◆ Exercise instructions ◆
Count up the lines in the following listing that hold the word "JSON", then give only that count.

◆ Data to process ◆
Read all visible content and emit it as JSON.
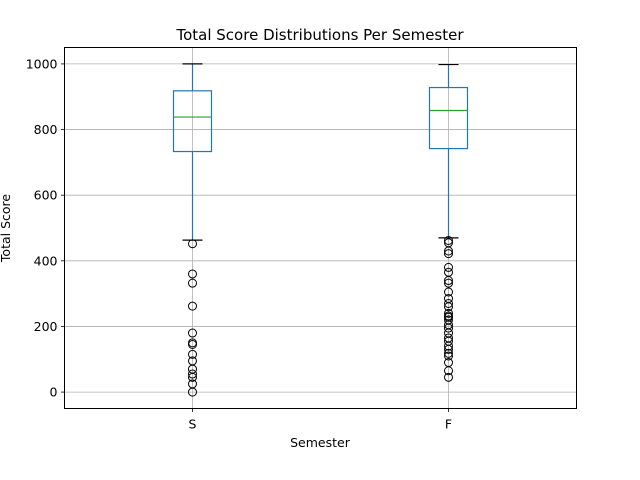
{
  "chart_data": {
    "type": "boxplot",
    "title": "Total Score Distributions Per Semester",
    "xlabel": "Semester",
    "ylabel": "Total Score",
    "ylim": [
      -50,
      1050
    ],
    "yticks": [
      0,
      200,
      400,
      600,
      800,
      1000
    ],
    "grid": true,
    "colors": {
      "box": "#1f77b4",
      "median": "#2ca02c",
      "whisker_cap": "#000000",
      "flier": "#000000",
      "grid": "#b0b0b0"
    },
    "categories": [
      "S",
      "F"
    ],
    "boxes": [
      {
        "category": "S",
        "whisker_low": 463,
        "q1": 733,
        "median": 838,
        "q3": 918,
        "whisker_high": 1000,
        "fliers": [
          452,
          360,
          332,
          262,
          180,
          150,
          145,
          115,
          95,
          70,
          55,
          45,
          25,
          0
        ]
      },
      {
        "category": "F",
        "whisker_low": 470,
        "q1": 742,
        "median": 858,
        "q3": 928,
        "whisker_high": 998,
        "fliers": [
          462,
          455,
          430,
          422,
          380,
          365,
          340,
          332,
          305,
          285,
          270,
          260,
          240,
          232,
          228,
          220,
          205,
          195,
          180,
          165,
          155,
          140,
          130,
          118,
          110,
          90,
          65,
          45
        ]
      }
    ]
  }
}
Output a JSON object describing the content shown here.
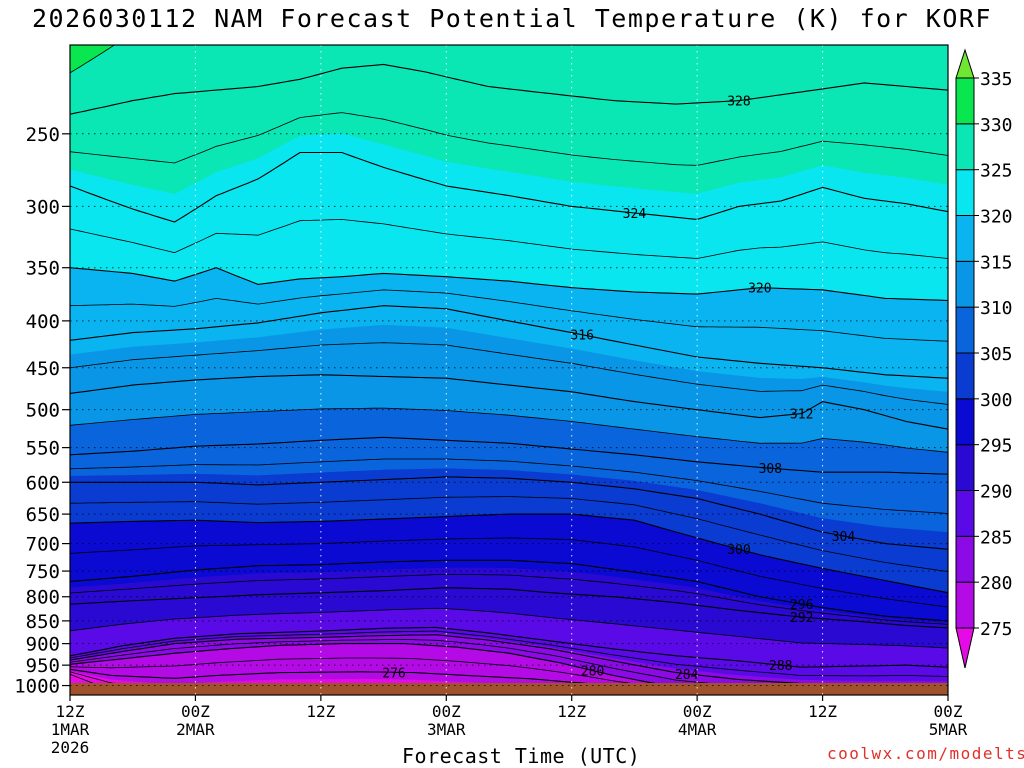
{
  "title": "2026030112 NAM Forecast Potential Temperature (K) for KORF",
  "credit": "coolwx.com/modelts",
  "chart_data": {
    "type": "heatmap",
    "title": "2026030112 NAM Forecast Potential Temperature (K) for KORF",
    "xlabel": "Forecast Time (UTC)",
    "ylabel": "",
    "x_range_hours": [
      0,
      84
    ],
    "y_axis": {
      "scale": "log-pressure",
      "range_hPa": [
        1024,
        200
      ],
      "ticks": [
        250,
        300,
        350,
        400,
        450,
        500,
        550,
        600,
        650,
        700,
        750,
        800,
        850,
        900,
        950,
        1000
      ]
    },
    "x_ticks": [
      {
        "hour": 0,
        "lines": [
          "12Z",
          "1MAR",
          "2026"
        ]
      },
      {
        "hour": 12,
        "lines": [
          "00Z",
          "2MAR"
        ]
      },
      {
        "hour": 24,
        "lines": [
          "12Z"
        ]
      },
      {
        "hour": 36,
        "lines": [
          "00Z",
          "3MAR"
        ]
      },
      {
        "hour": 48,
        "lines": [
          "12Z"
        ]
      },
      {
        "hour": 60,
        "lines": [
          "00Z",
          "4MAR"
        ]
      },
      {
        "hour": 72,
        "lines": [
          "12Z"
        ]
      },
      {
        "hour": 84,
        "lines": [
          "00Z",
          "5MAR"
        ]
      }
    ],
    "gridlines": true,
    "colorbar": {
      "levels": [
        275,
        280,
        285,
        290,
        295,
        300,
        305,
        310,
        315,
        320,
        325,
        330,
        335
      ],
      "colors": [
        "#e60ae6",
        "#b40ae6",
        "#8c0ae6",
        "#5a0ae6",
        "#2a0ad2",
        "#0a0ad2",
        "#0a3cd2",
        "#0a64dc",
        "#0a96e6",
        "#0ab4f0",
        "#0ae6f0",
        "#0ae6b4",
        "#0ae650",
        "#6ee632"
      ]
    },
    "ground_color": "#a0522d",
    "contour_interval": 4,
    "isentropes": [
      {
        "theta": 276,
        "pts": [
          [
            0,
            960
          ],
          [
            4,
            975
          ],
          [
            10,
            982
          ],
          [
            14,
            975
          ],
          [
            20,
            968
          ],
          [
            28,
            966
          ],
          [
            33,
            968
          ],
          [
            38,
            975
          ],
          [
            44,
            983
          ],
          [
            50,
            996
          ],
          [
            55,
            1010
          ]
        ],
        "label_hour": 31
      },
      {
        "theta": 280,
        "pts": [
          [
            0,
            948
          ],
          [
            5,
            935
          ],
          [
            10,
            922
          ],
          [
            15,
            912
          ],
          [
            20,
            904
          ],
          [
            26,
            900
          ],
          [
            32,
            900
          ],
          [
            37,
            908
          ],
          [
            42,
            922
          ],
          [
            47,
            945
          ],
          [
            52,
            975
          ],
          [
            58,
            1005
          ],
          [
            64,
            1018
          ]
        ],
        "label_hour": 50
      },
      {
        "theta": 284,
        "pts": [
          [
            0,
            938
          ],
          [
            5,
            918
          ],
          [
            10,
            900
          ],
          [
            16,
            890
          ],
          [
            24,
            886
          ],
          [
            30,
            882
          ],
          [
            35,
            880
          ],
          [
            40,
            892
          ],
          [
            46,
            912
          ],
          [
            52,
            940
          ],
          [
            58,
            968
          ],
          [
            64,
            985
          ],
          [
            70,
            995
          ],
          [
            76,
            1000
          ],
          [
            84,
            1000
          ]
        ],
        "label_hour": 59
      },
      {
        "theta": 288,
        "pts": [
          [
            0,
            928
          ],
          [
            5,
            905
          ],
          [
            10,
            888
          ],
          [
            16,
            878
          ],
          [
            24,
            872
          ],
          [
            30,
            866
          ],
          [
            35,
            864
          ],
          [
            40,
            876
          ],
          [
            46,
            894
          ],
          [
            52,
            912
          ],
          [
            58,
            928
          ],
          [
            64,
            940
          ],
          [
            70,
            955
          ],
          [
            76,
            952
          ],
          [
            80,
            950
          ],
          [
            84,
            955
          ]
        ],
        "label_hour": 68
      },
      {
        "theta": 292,
        "pts": [
          [
            0,
            815
          ],
          [
            6,
            808
          ],
          [
            12,
            802
          ],
          [
            18,
            796
          ],
          [
            24,
            792
          ],
          [
            30,
            788
          ],
          [
            36,
            782
          ],
          [
            42,
            785
          ],
          [
            46,
            792
          ],
          [
            52,
            800
          ],
          [
            58,
            812
          ],
          [
            64,
            828
          ],
          [
            70,
            842
          ],
          [
            76,
            852
          ],
          [
            80,
            860
          ],
          [
            84,
            865
          ]
        ],
        "label_hour": 70
      },
      {
        "theta": 296,
        "pts": [
          [
            0,
            770
          ],
          [
            6,
            760
          ],
          [
            12,
            748
          ],
          [
            18,
            740
          ],
          [
            24,
            738
          ],
          [
            30,
            733
          ],
          [
            36,
            730
          ],
          [
            42,
            730
          ],
          [
            48,
            736
          ],
          [
            54,
            752
          ],
          [
            60,
            770
          ],
          [
            66,
            800
          ],
          [
            72,
            822
          ],
          [
            78,
            840
          ],
          [
            84,
            850
          ]
        ],
        "label_hour": 70
      },
      {
        "theta": 300,
        "pts": [
          [
            0,
            665
          ],
          [
            6,
            662
          ],
          [
            12,
            660
          ],
          [
            18,
            664
          ],
          [
            24,
            662
          ],
          [
            30,
            658
          ],
          [
            36,
            654
          ],
          [
            42,
            650
          ],
          [
            48,
            650
          ],
          [
            54,
            660
          ],
          [
            60,
            690
          ],
          [
            66,
            720
          ],
          [
            72,
            745
          ],
          [
            78,
            768
          ],
          [
            84,
            792
          ]
        ],
        "label_hour": 64
      },
      {
        "theta": 304,
        "pts": [
          [
            0,
            600
          ],
          [
            6,
            600
          ],
          [
            12,
            600
          ],
          [
            18,
            604
          ],
          [
            24,
            600
          ],
          [
            30,
            596
          ],
          [
            36,
            592
          ],
          [
            42,
            594
          ],
          [
            48,
            600
          ],
          [
            54,
            610
          ],
          [
            60,
            625
          ],
          [
            66,
            650
          ],
          [
            72,
            680
          ],
          [
            78,
            700
          ],
          [
            84,
            710
          ]
        ],
        "label_hour": 74
      },
      {
        "theta": 308,
        "pts": [
          [
            0,
            560
          ],
          [
            6,
            555
          ],
          [
            12,
            548
          ],
          [
            18,
            545
          ],
          [
            24,
            540
          ],
          [
            30,
            536
          ],
          [
            36,
            540
          ],
          [
            42,
            544
          ],
          [
            48,
            552
          ],
          [
            54,
            560
          ],
          [
            60,
            570
          ],
          [
            66,
            578
          ],
          [
            72,
            585
          ],
          [
            78,
            585
          ],
          [
            84,
            588
          ]
        ],
        "label_hour": 67
      },
      {
        "theta": 312,
        "pts": [
          [
            0,
            480
          ],
          [
            6,
            470
          ],
          [
            12,
            464
          ],
          [
            18,
            460
          ],
          [
            24,
            458
          ],
          [
            30,
            460
          ],
          [
            36,
            462
          ],
          [
            42,
            470
          ],
          [
            48,
            478
          ],
          [
            54,
            490
          ],
          [
            60,
            500
          ],
          [
            66,
            510
          ],
          [
            70,
            505
          ],
          [
            72,
            490
          ],
          [
            76,
            500
          ],
          [
            80,
            515
          ],
          [
            84,
            525
          ]
        ],
        "label_hour": 70
      },
      {
        "theta": 316,
        "pts": [
          [
            0,
            420
          ],
          [
            6,
            412
          ],
          [
            12,
            408
          ],
          [
            18,
            402
          ],
          [
            24,
            392
          ],
          [
            30,
            385
          ],
          [
            36,
            388
          ],
          [
            42,
            400
          ],
          [
            48,
            412
          ],
          [
            54,
            425
          ],
          [
            60,
            438
          ],
          [
            66,
            445
          ],
          [
            72,
            450
          ],
          [
            78,
            458
          ],
          [
            84,
            462
          ]
        ],
        "label_hour": 49
      },
      {
        "theta": 320,
        "pts": [
          [
            0,
            350
          ],
          [
            6,
            355
          ],
          [
            10,
            362
          ],
          [
            14,
            350
          ],
          [
            18,
            365
          ],
          [
            22,
            360
          ],
          [
            26,
            358
          ],
          [
            30,
            355
          ],
          [
            36,
            358
          ],
          [
            42,
            362
          ],
          [
            48,
            368
          ],
          [
            54,
            372
          ],
          [
            60,
            374
          ],
          [
            66,
            368
          ],
          [
            72,
            370
          ],
          [
            78,
            378
          ],
          [
            84,
            380
          ]
        ],
        "label_hour": 66
      },
      {
        "theta": 324,
        "pts": [
          [
            0,
            285
          ],
          [
            6,
            302
          ],
          [
            10,
            312
          ],
          [
            14,
            292
          ],
          [
            18,
            280
          ],
          [
            22,
            262
          ],
          [
            26,
            262
          ],
          [
            30,
            272
          ],
          [
            36,
            285
          ],
          [
            42,
            292
          ],
          [
            48,
            300
          ],
          [
            54,
            305
          ],
          [
            60,
            310
          ],
          [
            64,
            300
          ],
          [
            68,
            296
          ],
          [
            72,
            286
          ],
          [
            76,
            294
          ],
          [
            80,
            298
          ],
          [
            84,
            304
          ]
        ],
        "label_hour": 54
      },
      {
        "theta": 328,
        "pts": [
          [
            0,
            238
          ],
          [
            6,
            230
          ],
          [
            10,
            226
          ],
          [
            14,
            224
          ],
          [
            18,
            222
          ],
          [
            22,
            218
          ],
          [
            26,
            212
          ],
          [
            30,
            210
          ],
          [
            34,
            214
          ],
          [
            40,
            222
          ],
          [
            46,
            226
          ],
          [
            52,
            230
          ],
          [
            58,
            232
          ],
          [
            64,
            230
          ],
          [
            70,
            225
          ],
          [
            76,
            220
          ],
          [
            80,
            222
          ],
          [
            84,
            224
          ]
        ],
        "label_hour": 64
      }
    ]
  }
}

◆ Result ◆
2